» Short task
Gather the lines below that include the string "适用范围", copying each in full.

» Task inputs
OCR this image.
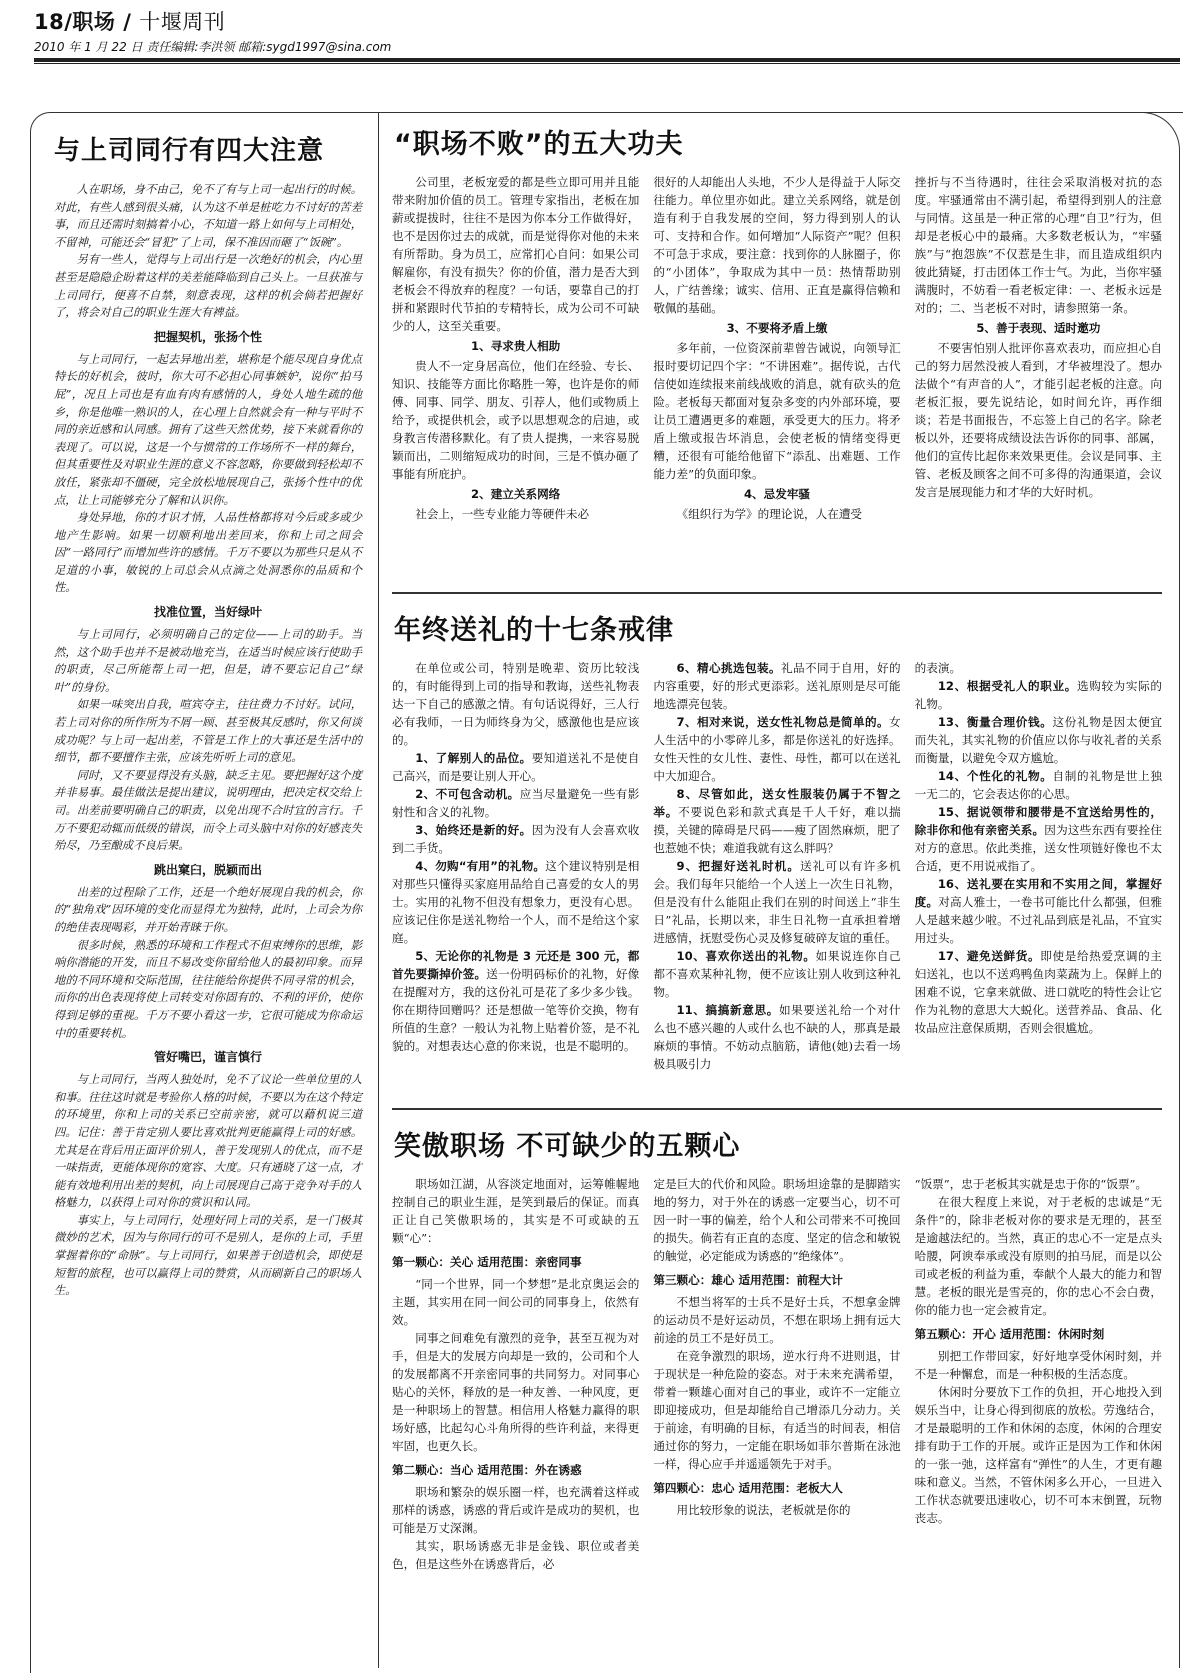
18/职场 / 十堰周刊
2010 年 1 月 22 日 责任编辑:李洪领 邮箱:sygd1997@sina.com
与上司同行有四大注意

人在职场，身不由己，免不了有与上司一起出行的时候。对此，有些人感到很头痛，认为这不单是桩吃力不讨好的苦差事，而且还需时刻搞着小心，不知道一路上如何与上司相处，不留神，可能还会“冒犯”了上司，保不准因而砸了“饭碗”。

另有一些人，觉得与上司出行是一次绝好的机会，内心里甚至是隐隐企盼着这样的美差能降临到自己头上。一旦获准与上司同行，便喜不自禁，刻意表现，这样的机会倘若把握好了，将会对自己的职业生涯大有裨益。

把握契机，张扬个性

与上司同行，一起去异地出差，堪称是个能尽现自身优点特长的好机会，彼时，你大可不必担心同事嫉妒，说你“拍马屁”，况且上司也是有血有肉有感情的人，身处人地生疏的他乡，你是他唯一熟识的人，在心理上自然就会有一种与平时不同的亲近感和认同感。拥有了这些天然优势，接下来就看你的表现了。可以说，这是一个与惯常的工作场所不一样的舞台，但其重要性及对职业生涯的意义不容忽略，你要做到轻松却不放任，紧张却不僵硬，完全放松地展现自己，张扬个性中的优点，让上司能够充分了解和认识你。

身处异地，你的才识才情，人品性格都将对今后或多或少地产生影响。如果一切顺利地出差回来，你和上司之间会因“一路同行”而增加些许的感情。千万不要以为那些只是从不足道的小事，敏锐的上司总会从点滴之处洞悉你的品质和个性。

找准位置，当好绿叶

与上司同行，必须明确自己的定位——上司的助手。当然，这个助手也并不是被动地充当，在适当时候应该行使助手的职责，尽己所能帮上司一把，但是，请不要忘记自己“绿叶”的身份。

如果一味突出自我，喧宾夺主，往往费力不讨好。试问，若上司对你的所作所为不屑一顾、甚至极其反感时，你又何谈成功呢？与上司一起出差，不管是工作上的大事还是生活中的细节，都不要擅作主张，应该先听听上司的意见。

同时，又不要显得没有头脑，缺乏主见。要把握好这个度并非易事。最佳做法是提出建议，说明理由，把决定权交给上司。出差前要明确自己的职责，以免出现不合时宜的言行。千万不要犯动辄而低级的错误，而令上司头脑中对你的好感丧失殆尽，乃至酿成不良后果。

跳出窠臼，脱颖而出

出差的过程除了工作，还是一个绝好展现自我的机会，你的“独角戏”因环境的变化而显得尤为独特，此时，上司会为你的绝佳表现喝彩，并开始青睐于你。

很多时候，熟悉的环境和工作程式不但束缚你的思维，影响你潜能的开发，而且不易改变你留给他人的最初印象。而异地的不同环境和交际范围，往往能给你提供不同寻常的机会，而你的出色表现将使上司转变对你固有的、不利的评价，使你得到足够的重视。千万不要小看这一步，它很可能成为你命运中的重要转机。

管好嘴巴，谨言慎行

与上司同行，当两人独处时，免不了议论一些单位里的人和事。往往这时就是考验你人格的时候，不要以为在这个特定的环境里，你和上司的关系已空前亲密，就可以藉机说三道四。记住：善于肯定别人要比喜欢批判更能赢得上司的好感。尤其是在背后用正面评价别人，善于发现别人的优点，而不是一味指责，更能体现你的宽容、大度。只有通晓了这一点，才能有效地利用出差的契机，向上司展现自己高于竞争对手的人格魅力，以获得上司对你的赏识和认同。

事实上，与上司同行，处理好同上司的关系，是一门极其微妙的艺术，因为与你同行的可不是别人，是你的上司，手里掌握着你的“命脉”。与上司同行，如果善于创造机会，即使是短暂的旅程，也可以赢得上司的赞赏，从而刷新自己的职场人生。

“职场不败”的五大功夫

公司里，老板宠爱的都是些立即可用并且能带来附加价值的员工。管理专家指出，老板在加薪或提拔时，往往不是因为你本分工作做得好，也不是因你过去的成就，而是觉得你对他的未来有所帮助。身为员工，应常扪心自问：如果公司解雇你，有没有损失？你的价值，潜力是否大到老板会不得放弃的程度？一句话，要靠自己的打拼和紧跟时代节拍的专精特长，成为公司不可缺少的人，这至关重要。

1、寻求贵人相助

贵人不一定身居高位，他们在经验、专长、知识、技能等方面比你略胜一筹，也许是你的师傅、同事、同学、朋友、引荐人，他们或物质上给予，或提供机会，或予以思想观念的启迪，或身教言传潜移默化。有了贵人提携，一来容易脱颖而出，二则缩短成功的时间，三是不慎办砸了事能有所庇护。

2、建立关系网络

社会上，一些专业能力等硬件未必

很好的人却能出人头地，不少人是得益于人际交往能力。单位里亦如此。建立关系网络，就是创造有利于自我发展的空间，努力得到别人的认可、支持和合作。如何增加“人际资产”呢？但积不可急于求成，要注意：找到你的人脉圈子，你的“小团体”，争取成为其中一员：热情帮助别人，广结善缘；诚实、信用、正直是赢得信赖和敬佩的基础。

3、不要将矛盾上缴

多年前，一位资深前辈曾告诫说，向领导汇报时要切记四个字：“不讲困难”。据传说，古代信使如连续报来前线战败的消息，就有砍头的危险。老板每天都面对复杂多变的内外部环境，要让员工遭遇更多的难题，承受更大的压力。将矛盾上缴或报告坏消息，会使老板的情绪变得更糟，还很有可能给他留下“添乱、出难题、工作能力差”的负面印象。

4、忌发牢骚

《组织行为学》的理论说，人在遭受

挫折与不当待遇时，往往会采取消极对抗的态度。牢骚通常由不满引起，希望得到别人的注意与同情。这虽是一种正常的心理“自卫”行为，但却是老板心中的最痛。大多数老板认为，“牢骚族”与“抱怨族”不仅惹是生非，而且造成组织内彼此猜疑，打击团体工作士气。为此，当你牢骚满腹时，不妨看一看老板定律：一、老板永远是对的；二、当老板不对时，请参照第一条。

5、善于表现、适时邀功

不要害怕别人批评你喜欢表功，而应担心自己的努力居然没被人看到，才华被埋没了。想办法做个“有声音的人”，才能引起老板的注意。向老板汇报，要先说结论，如时间允许，再作细谈；若是书面报告，不忘签上自己的名字。除老板以外，还要将成绩设法告诉你的同事、部属，他们的宣传比起你来效果更佳。会议是同事、主管、老板及顾客之间不可多得的沟通渠道，会议发言是展现能力和才华的大好时机。

年终送礼的十七条戒律

在单位或公司，特别是晚辈、资历比较浅的，有时能得到上司的指导和教诲，送些礼物表达一下自己的感激之情。有句话说得好，三人行必有我师，一日为师终身为父，感激他也是应该的。

1、了解别人的品位。要知道送礼不是使自己高兴，而是要让别人开心。

2、不可包含动机。应当尽量避免一些有影射性和含义的礼物。

3、始终还是新的好。因为没有人会喜欢收到二手货。

4、勿购“有用”的礼物。这个建议特别是相对那些只懂得买家庭用品给自己喜爱的女人的男士。实用的礼物不但没有想象力，更没有心思。应该记住你是送礼物给一个人，而不是给这个家庭。

5、无论你的礼物是 3 元还是 300 元，都首先要撕掉价签。送一份明码标价的礼物，好像在提醒对方，我的这份礼可是花了多少多少钱。你在期待回赠吗？还是想做一笔等价交换，物有所值的生意？一般认为礼物上贴着价签，是不礼貌的。对想表达心意的你来说，也是不聪明的。

6、精心挑选包装。礼品不同于自用，好的内容重要，好的形式更添彩。送礼原则是尽可能地选漂亮包装。

7、相对来说，送女性礼物总是简单的。女人生活中的小零碎儿多，都是你送礼的好选择。女性天性的女儿性、妻性、母性，都可以在送礼中大加迎合。

8、尽管如此，送女性服装仍属于不智之举。不要说色彩和款式真是千人千好，难以揣摸，关键的障碍是尺码——瘦了固然麻烦，肥了也惹她不快；难道我就有这么胖吗？

9、把握好送礼时机。送礼可以有许多机会。我们每年只能给一个人送上一次生日礼物，但是没有什么能阻止我们在别的时间送上“非生日”礼品，长期以来，非生日礼物一直承担着增进感情，抚慰受伤心灵及修复破碎友谊的重任。

10、喜欢你送出的礼物。如果说连你自己都不喜欢某种礼物，便不应该让别人收到这种礼物。

11、搞搞新意思。如果要送礼给一个对什么也不感兴趣的人或什么也不缺的人，那真是最麻烦的事情。不妨动点脑筋，请他(她)去看一场极具吸引力

的表演。

12、根据受礼人的职业。选购较为实际的礼物。

13、衡量合理价钱。这份礼物是因太便宜而失礼，其实礼物的价值应以你与收礼者的关系而衡量，以避免令双方尴尬。

14、个性化的礼物。自制的礼物是世上独一无二的，它会表达你的心思。

15、据说领带和腰带是不宜送给男性的，除非你和他有亲密关系。因为这些东西有要拴住对方的意思。依此类推，送女性项链好像也不太合适，更不用说戒指了。

16、送礼要在实用和不实用之间，掌握好度。对高人雅士，一卷书可能比什么都强，但雅人是越来越少啦。不过礼品到底是礼品，不宜实用过头。

17、避免送鲜货。即使是给热爱烹调的主妇送礼，也以不送鸡鸭鱼肉菜蔬为上。保鲜上的困难不说，它拿来就做、进口就吃的特性会让它作为礼物的意思大大蜕化。送营养品、食品、化妆品应注意保质期，否则会很尴尬。

笑傲职场 不可缺少的五颗心

职场如江湖，从容淡定地面对，运筹帷幄地控制自己的职业生涯，是笑到最后的保证。而真正让自己笑傲职场的，其实是不可或缺的五颗“心”：

第一颗心：关心 适用范围：亲密同事

“同一个世界，同一个梦想”是北京奥运会的主题，其实用在同一间公司的同事身上，依然有效。

同事之间难免有激烈的竞争，甚至互视为对手，但是大的发展方向却是一致的，公司和个人的发展都离不开亲密同事的共同努力。对同事心贴心的关怀，释放的是一种友善、一种风度，更是一种职场上的智慧。相信用人格魅力赢得的职场好感，比起勾心斗角所得的些许利益，来得更牢固，也更久长。

第二颗心：当心 适用范围：外在诱惑

职场和繁杂的娱乐圈一样，也充满着这样或那样的诱惑，诱惑的背后或许是成功的契机，也可能是万丈深渊。

其实，职场诱惑无非是金钱、职位或者美色，但是这些外在诱惑背后，必

定是巨大的代价和风险。职场坦途靠的是脚踏实地的努力，对于外在的诱惑一定要当心，切不可因一时一事的偏差，给个人和公司带来不可挽回的损失。倘若有正直的态度、坚定的信念和敏锐的触觉，必定能成为诱惑的“绝缘体”。

第三颗心：雄心 适用范围：前程大计

不想当将军的士兵不是好士兵，不想拿金牌的运动员不是好运动员，不想在职场上拥有远大前途的员工不是好员工。

在竞争激烈的职场，逆水行舟不进则退，甘于现状是一种危险的姿态。对于未来充满希望，带着一颗雄心面对自己的事业，或许不一定能立即迎接成功，但是却能给自己增添几分动力。关于前途，有明确的目标，有适当的时间表，相信通过你的努力，一定能在职场如菲尔普斯在泳池一样，得心应手并遥遥领先于对手。

第四颗心：忠心 适用范围：老板大人

用比较形象的说法，老板就是你的

“饭票”，忠于老板其实就是忠于你的“饭票”。

在很大程度上来说，对于老板的忠诚是“无条件”的，除非老板对你的要求是无理的，甚至是逾越法纪的。当然，真正的忠心不一定是点头哈腰，阿谀奉承或没有原则的拍马屁，而是以公司或老板的利益为重，奉献个人最大的能力和智慧。老板的眼光是雪亮的，你的忠心不会白费，你的能力也一定会被肯定。

第五颗心：开心 适用范围：休闲时刻

别把工作带回家，好好地享受休闲时刻，并不是一种懈怠，而是一种积极的生活态度。

休闲时分要放下工作的负担，开心地投入到娱乐当中，让身心得到彻底的放松。劳逸结合，才是最聪明的工作和休闲的态度，休闲的合理安排有助于工作的开展。或许正是因为工作和休闲的一张一弛，这样富有“弹性”的人生，才更有趣味和意义。当然，不管休闲多么开心，一旦进入工作状态就要迅速收心，切不可本末倒置，玩物丧志。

» Answer to this problem
第一颗心：关心 适用范围：亲密同事
第二颗心：当心 适用范围：外在诱惑
第三颗心：雄心 适用范围：前程大计
第四颗心：忠心 适用范围：老板大人
第五颗心：开心 适用范围：休闲时刻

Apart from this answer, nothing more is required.